TASK PROMPT ▸ Isolate every line in the records below with "Krylbo" in it.

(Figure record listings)
━━━
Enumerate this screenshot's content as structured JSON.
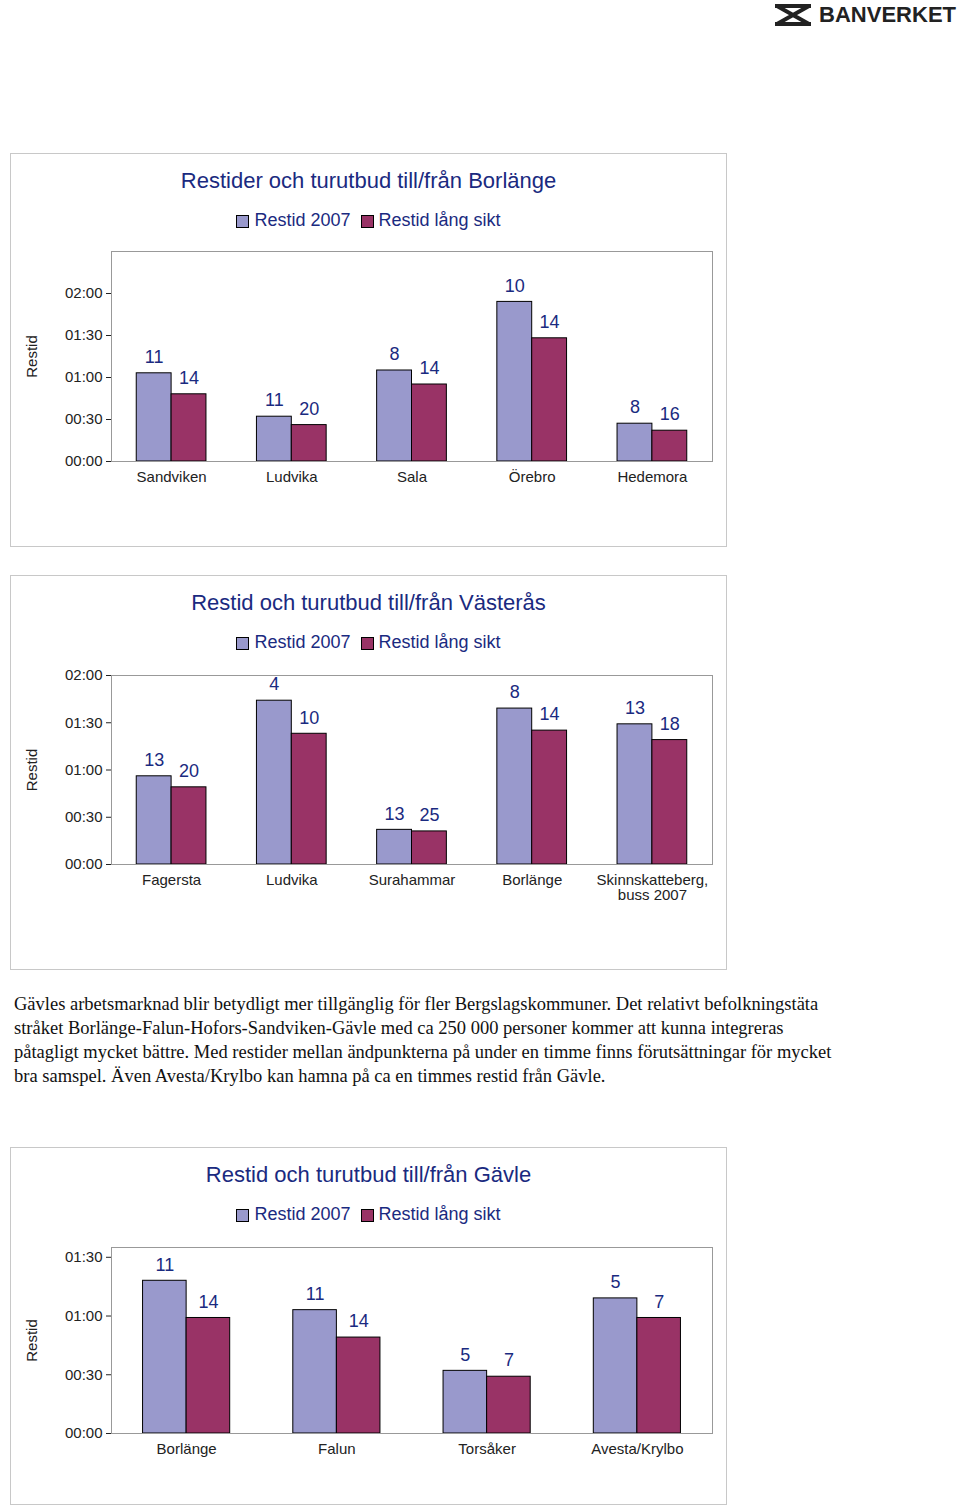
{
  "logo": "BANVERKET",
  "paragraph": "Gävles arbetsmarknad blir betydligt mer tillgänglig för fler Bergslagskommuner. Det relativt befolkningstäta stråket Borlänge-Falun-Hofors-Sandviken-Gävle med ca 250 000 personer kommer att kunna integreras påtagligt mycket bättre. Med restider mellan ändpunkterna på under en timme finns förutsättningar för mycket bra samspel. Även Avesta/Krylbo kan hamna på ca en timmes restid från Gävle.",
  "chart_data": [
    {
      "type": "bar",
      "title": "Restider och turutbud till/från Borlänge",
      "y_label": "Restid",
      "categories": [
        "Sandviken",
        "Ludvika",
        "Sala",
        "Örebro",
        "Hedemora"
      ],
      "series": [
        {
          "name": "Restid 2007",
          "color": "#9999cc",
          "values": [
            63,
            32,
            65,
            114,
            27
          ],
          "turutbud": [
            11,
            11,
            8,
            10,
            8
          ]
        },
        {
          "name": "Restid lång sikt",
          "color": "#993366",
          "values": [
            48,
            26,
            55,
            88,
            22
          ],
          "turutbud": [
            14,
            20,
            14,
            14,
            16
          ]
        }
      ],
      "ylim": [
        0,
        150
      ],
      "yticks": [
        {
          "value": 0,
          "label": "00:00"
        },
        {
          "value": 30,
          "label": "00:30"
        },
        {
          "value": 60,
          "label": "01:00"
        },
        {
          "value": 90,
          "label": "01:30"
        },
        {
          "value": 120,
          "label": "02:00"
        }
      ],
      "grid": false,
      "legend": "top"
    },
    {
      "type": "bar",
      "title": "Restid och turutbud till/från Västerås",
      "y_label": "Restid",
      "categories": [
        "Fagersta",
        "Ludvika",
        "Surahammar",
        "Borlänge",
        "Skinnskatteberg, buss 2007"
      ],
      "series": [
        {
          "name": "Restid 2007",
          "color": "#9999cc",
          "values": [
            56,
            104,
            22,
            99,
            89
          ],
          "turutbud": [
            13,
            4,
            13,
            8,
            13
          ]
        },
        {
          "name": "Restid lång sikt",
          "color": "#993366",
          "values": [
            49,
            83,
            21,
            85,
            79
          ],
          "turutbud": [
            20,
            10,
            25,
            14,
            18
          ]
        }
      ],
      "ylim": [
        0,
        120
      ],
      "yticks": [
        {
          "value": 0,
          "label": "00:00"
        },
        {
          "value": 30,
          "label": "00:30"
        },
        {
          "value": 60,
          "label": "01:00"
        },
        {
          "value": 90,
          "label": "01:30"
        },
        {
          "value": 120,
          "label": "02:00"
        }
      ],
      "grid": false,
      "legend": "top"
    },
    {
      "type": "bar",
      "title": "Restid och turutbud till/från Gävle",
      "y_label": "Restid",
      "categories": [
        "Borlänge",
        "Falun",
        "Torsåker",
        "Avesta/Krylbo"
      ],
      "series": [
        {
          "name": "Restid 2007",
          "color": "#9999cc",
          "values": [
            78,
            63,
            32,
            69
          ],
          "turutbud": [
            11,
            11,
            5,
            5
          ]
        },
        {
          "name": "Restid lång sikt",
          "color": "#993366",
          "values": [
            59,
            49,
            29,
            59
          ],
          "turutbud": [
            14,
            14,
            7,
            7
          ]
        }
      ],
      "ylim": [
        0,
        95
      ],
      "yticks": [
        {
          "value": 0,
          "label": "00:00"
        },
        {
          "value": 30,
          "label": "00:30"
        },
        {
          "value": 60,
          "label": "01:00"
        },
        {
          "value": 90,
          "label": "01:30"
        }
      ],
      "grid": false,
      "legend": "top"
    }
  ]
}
━━━
RESPONSE FOR THIS EXERCISE ▸
  "paragraph": "Gävles arbetsmarknad blir betydligt mer tillgänglig för fler Bergslagskommuner. Det relativt befolkningstäta stråket Borlänge-Falun-Hofors-Sandviken-Gävle med ca 250 000 personer kommer att kunna integreras påtagligt mycket bättre. Med restider mellan ändpunkterna på under en timme finns förutsättningar för mycket bra samspel. Även Avesta/Krylbo kan hamna på ca en timmes restid från Gävle.",
        "Avesta/Krylbo"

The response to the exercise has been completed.